**Objective**: Make an exact copy of the listing below.

Data records
######
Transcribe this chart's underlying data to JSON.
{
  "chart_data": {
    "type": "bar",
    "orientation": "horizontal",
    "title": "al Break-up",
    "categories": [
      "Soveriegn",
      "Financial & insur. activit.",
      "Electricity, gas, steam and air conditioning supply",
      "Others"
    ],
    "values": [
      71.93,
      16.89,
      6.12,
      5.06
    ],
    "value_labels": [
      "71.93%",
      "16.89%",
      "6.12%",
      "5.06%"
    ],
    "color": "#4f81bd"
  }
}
######
**Expected output**:
Transcribe this chart's underlying data to JSON.
{
  "chart_data": {
    "type": "bar",
    "orientation": "horizontal",
    "title": "al Break-up",
    "categories": [
      "Soveriegn",
      "Financial & insur. activit.",
      "Electricity, gas, steam and air conditioning supply",
      "Others"
    ],
    "values": [
      71.93,
      16.89,
      6.12,
      5.06
    ],
    "value_labels": [
      "71.93%",
      "16.89%",
      "6.12%",
      "5.06%"
    ],
    "color": "#4f81bd"
  }
}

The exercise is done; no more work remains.